[Data entries]
-- begin --

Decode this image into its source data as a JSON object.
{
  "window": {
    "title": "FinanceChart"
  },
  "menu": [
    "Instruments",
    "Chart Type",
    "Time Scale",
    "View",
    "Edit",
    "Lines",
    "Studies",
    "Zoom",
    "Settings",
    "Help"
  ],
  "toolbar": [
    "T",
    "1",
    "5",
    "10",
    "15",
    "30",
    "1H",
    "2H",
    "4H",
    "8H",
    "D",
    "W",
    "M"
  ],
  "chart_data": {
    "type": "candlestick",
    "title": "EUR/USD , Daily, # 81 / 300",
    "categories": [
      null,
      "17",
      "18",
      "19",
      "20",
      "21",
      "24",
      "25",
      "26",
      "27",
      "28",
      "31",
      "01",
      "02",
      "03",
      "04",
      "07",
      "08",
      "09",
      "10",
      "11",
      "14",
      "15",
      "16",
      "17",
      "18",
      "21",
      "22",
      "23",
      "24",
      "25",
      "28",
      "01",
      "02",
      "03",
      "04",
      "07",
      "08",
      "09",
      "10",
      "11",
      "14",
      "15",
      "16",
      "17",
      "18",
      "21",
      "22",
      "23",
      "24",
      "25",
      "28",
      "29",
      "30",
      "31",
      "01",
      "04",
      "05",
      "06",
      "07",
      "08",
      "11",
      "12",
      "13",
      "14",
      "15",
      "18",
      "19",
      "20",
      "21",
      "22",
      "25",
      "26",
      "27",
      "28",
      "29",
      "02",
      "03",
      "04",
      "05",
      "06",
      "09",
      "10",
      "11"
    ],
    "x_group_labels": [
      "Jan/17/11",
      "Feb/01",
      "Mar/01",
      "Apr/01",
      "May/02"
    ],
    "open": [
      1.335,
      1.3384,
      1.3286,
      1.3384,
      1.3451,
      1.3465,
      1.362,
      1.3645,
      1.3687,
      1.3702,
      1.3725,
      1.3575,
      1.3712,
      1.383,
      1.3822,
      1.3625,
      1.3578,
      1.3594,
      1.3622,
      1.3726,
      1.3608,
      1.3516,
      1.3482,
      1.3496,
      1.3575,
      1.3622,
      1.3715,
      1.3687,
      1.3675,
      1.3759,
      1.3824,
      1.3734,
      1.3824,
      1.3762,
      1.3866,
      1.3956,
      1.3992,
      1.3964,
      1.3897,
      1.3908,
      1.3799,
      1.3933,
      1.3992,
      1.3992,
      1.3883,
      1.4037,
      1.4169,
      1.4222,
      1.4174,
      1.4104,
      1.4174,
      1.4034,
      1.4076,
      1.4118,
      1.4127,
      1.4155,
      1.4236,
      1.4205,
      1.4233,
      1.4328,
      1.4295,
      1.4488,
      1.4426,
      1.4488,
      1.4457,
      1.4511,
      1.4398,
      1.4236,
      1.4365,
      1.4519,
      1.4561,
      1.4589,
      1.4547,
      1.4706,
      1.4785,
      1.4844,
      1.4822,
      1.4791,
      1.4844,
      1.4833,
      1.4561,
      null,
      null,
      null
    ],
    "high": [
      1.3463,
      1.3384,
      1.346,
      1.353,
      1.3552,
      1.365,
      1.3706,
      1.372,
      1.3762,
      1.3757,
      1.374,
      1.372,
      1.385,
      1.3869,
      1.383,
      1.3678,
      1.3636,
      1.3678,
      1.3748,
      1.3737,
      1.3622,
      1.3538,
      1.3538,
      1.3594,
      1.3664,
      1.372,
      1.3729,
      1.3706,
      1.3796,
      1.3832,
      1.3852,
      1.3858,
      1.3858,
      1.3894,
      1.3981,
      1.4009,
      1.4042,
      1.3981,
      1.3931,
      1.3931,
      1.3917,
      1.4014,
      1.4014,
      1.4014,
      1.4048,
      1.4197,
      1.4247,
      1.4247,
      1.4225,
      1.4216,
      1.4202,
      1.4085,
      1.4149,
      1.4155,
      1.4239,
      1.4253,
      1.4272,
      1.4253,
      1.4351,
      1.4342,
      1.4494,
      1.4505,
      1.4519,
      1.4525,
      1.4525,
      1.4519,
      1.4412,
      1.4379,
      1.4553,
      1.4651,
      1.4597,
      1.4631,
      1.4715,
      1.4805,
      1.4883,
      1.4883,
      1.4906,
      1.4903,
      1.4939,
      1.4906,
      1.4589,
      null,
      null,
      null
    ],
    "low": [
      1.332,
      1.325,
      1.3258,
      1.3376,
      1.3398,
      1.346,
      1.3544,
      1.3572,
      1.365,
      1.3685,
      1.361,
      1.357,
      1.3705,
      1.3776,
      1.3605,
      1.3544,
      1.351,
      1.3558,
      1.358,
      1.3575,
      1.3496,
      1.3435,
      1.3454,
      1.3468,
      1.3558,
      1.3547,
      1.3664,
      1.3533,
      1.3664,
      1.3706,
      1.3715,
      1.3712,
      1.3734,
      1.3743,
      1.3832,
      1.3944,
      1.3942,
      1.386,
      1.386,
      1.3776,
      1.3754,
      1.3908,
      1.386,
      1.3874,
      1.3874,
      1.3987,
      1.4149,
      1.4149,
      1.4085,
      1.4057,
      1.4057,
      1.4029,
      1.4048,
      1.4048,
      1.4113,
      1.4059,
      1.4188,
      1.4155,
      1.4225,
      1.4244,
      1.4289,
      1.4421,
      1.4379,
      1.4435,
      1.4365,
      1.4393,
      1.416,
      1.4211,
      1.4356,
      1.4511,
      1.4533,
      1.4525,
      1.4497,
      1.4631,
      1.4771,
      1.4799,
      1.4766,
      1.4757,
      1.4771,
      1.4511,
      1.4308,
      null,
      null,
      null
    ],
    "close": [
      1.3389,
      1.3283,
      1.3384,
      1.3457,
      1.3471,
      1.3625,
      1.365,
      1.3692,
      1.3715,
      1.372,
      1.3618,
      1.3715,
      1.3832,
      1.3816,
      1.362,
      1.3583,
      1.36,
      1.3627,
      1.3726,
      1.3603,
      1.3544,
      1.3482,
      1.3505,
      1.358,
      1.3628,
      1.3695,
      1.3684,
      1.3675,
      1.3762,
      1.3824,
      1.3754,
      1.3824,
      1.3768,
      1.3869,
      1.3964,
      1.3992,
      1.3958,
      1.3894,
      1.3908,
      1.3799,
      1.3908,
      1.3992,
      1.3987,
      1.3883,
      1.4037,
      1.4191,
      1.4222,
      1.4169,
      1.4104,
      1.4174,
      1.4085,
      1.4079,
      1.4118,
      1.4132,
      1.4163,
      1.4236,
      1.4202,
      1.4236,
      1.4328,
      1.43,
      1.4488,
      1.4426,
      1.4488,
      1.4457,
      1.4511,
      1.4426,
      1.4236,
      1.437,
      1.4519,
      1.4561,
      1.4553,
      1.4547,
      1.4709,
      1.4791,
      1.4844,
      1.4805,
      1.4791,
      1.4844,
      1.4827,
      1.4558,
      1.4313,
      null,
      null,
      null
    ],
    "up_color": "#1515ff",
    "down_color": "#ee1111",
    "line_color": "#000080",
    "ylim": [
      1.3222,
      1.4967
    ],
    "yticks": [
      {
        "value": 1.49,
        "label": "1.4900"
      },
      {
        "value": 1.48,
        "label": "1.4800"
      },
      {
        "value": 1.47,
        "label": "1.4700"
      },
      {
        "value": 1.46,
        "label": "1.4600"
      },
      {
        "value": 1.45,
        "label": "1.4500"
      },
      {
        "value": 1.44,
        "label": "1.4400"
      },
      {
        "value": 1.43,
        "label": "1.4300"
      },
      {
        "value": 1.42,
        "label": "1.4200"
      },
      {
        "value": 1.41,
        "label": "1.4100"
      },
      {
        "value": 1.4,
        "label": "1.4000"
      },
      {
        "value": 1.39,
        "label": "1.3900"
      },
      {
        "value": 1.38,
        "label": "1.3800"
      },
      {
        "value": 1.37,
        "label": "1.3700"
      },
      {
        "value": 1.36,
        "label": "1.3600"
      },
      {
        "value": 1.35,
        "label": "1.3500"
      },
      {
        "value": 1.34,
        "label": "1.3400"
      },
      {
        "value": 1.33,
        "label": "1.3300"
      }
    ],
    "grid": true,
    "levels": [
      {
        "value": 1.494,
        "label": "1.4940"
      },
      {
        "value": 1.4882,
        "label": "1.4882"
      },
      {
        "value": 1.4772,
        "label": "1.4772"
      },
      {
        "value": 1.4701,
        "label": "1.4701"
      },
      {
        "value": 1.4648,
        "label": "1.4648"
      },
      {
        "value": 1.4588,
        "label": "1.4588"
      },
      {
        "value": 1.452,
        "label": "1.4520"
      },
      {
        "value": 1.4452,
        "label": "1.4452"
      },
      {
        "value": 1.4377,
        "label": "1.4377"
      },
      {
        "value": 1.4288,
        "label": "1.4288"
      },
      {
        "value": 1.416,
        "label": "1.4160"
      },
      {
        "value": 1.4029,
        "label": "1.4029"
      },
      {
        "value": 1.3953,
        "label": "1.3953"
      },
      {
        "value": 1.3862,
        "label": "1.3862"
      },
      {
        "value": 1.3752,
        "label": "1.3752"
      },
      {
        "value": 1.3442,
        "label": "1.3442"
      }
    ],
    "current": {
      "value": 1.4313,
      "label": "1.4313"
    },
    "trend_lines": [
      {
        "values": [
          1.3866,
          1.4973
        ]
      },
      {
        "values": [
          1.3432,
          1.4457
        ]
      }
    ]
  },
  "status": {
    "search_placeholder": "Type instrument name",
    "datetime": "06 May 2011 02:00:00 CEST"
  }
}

-- end --
-- begin --

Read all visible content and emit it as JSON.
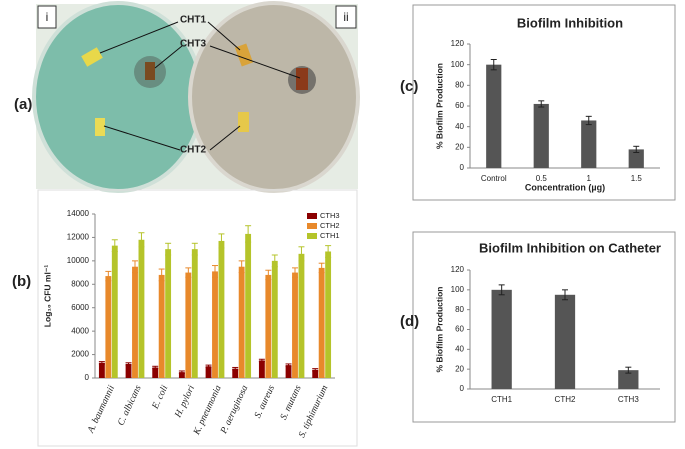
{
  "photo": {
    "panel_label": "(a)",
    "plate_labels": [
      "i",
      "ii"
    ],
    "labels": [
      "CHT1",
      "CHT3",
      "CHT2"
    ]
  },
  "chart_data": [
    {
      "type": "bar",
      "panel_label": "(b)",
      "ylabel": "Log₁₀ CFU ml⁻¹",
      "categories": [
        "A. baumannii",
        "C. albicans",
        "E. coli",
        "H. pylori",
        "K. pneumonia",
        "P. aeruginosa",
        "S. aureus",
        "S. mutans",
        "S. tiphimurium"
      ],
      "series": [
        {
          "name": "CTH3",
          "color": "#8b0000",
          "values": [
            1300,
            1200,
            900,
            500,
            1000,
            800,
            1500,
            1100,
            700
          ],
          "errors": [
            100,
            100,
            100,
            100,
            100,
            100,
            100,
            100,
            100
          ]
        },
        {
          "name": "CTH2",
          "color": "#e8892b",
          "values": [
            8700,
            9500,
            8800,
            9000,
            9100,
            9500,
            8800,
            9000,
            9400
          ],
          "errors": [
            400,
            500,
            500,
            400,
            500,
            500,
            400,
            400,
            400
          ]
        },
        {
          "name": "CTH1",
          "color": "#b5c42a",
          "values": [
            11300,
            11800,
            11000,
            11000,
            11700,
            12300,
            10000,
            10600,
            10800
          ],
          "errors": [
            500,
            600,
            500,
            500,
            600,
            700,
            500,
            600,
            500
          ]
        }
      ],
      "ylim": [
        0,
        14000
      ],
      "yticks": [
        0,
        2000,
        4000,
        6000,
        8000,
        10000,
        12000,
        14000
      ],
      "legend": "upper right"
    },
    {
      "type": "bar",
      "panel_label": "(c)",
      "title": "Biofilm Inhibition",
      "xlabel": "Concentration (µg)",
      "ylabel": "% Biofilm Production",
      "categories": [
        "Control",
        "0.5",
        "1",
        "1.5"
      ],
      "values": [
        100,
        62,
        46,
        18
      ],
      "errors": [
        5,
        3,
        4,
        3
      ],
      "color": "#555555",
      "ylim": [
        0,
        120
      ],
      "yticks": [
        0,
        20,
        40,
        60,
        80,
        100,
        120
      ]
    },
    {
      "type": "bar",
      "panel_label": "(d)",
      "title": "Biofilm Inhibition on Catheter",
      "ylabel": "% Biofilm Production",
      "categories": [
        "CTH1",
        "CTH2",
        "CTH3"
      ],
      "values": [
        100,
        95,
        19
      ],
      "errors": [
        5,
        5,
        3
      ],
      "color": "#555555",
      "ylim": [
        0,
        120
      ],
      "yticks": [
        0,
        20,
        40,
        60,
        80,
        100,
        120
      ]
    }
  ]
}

-- end --

**Stated task**:
Work out how many lines of the listing above include the word "name". Reply with nothing but the count.

**Response**:
4